==== DATA LINES ====

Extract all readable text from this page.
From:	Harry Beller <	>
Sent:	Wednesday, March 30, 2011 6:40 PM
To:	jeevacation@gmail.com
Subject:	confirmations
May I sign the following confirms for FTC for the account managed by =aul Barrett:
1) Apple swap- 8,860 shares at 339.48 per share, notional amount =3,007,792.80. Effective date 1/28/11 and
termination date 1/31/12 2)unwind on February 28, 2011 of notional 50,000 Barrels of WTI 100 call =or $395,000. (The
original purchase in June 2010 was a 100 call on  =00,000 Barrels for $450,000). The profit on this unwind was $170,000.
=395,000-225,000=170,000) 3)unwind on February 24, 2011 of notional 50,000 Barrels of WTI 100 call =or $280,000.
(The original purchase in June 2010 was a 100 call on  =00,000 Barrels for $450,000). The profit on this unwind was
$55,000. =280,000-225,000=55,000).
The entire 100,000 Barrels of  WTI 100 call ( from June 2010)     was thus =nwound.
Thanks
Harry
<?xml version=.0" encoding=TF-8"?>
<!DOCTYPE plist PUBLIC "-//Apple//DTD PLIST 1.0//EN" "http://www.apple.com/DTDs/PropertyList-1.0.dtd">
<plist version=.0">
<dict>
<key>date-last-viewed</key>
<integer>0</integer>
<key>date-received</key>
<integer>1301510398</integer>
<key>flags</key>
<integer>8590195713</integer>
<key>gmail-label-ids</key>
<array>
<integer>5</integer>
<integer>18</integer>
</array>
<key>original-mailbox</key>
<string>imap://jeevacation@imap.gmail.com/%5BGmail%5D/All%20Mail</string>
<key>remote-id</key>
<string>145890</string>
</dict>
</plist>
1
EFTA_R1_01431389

====

## EXERCISE GOAL
Print back all the lines verbatim.

## OUTPUT FOR THIS TASK
Extract all readable text from this page.
From:	Harry Beller <	>
Sent:	Wednesday, March 30, 2011 6:40 PM
To:	jeevacation@gmail.com
Subject:	confirmations
May I sign the following confirms for FTC for the account managed by =aul Barrett:
1) Apple swap- 8,860 shares at 339.48 per share, notional amount =3,007,792.80. Effective date 1/28/11 and
termination date 1/31/12 2)unwind on February 28, 2011 of notional 50,000 Barrels of WTI 100 call =or $395,000. (The
original purchase in June 2010 was a 100 call on  =00,000 Barrels for $450,000). The profit on this unwind was $170,000.
=395,000-225,000=170,000) 3)unwind on February 24, 2011 of notional 50,000 Barrels of WTI 100 call =or $280,000.
(The original purchase in June 2010 was a 100 call on  =00,000 Barrels for $450,000). The profit on this unwind was
$55,000. =280,000-225,000=55,000).
The entire 100,000 Barrels of  WTI 100 call ( from June 2010)     was thus =nwound.
Thanks
Harry
<?xml version=.0" encoding=TF-8"?>
<!DOCTYPE plist PUBLIC "-//Apple//DTD PLIST 1.0//EN" "http://www.apple.com/DTDs/PropertyList-1.0.dtd">
<plist version=.0">
<dict>
<key>date-last-viewed</key>
<integer>0</integer>
<key>date-received</key>
<integer>1301510398</integer>
<key>flags</key>
<integer>8590195713</integer>
<key>gmail-label-ids</key>
<array>
<integer>5</integer>
<integer>18</integer>
</array>
<key>original-mailbox</key>
<string>imap://jeevacation@imap.gmail.com/%5BGmail%5D/All%20Mail</string>
<key>remote-id</key>
<string>145890</string>
</dict>
</plist>
1
EFTA_R1_01431389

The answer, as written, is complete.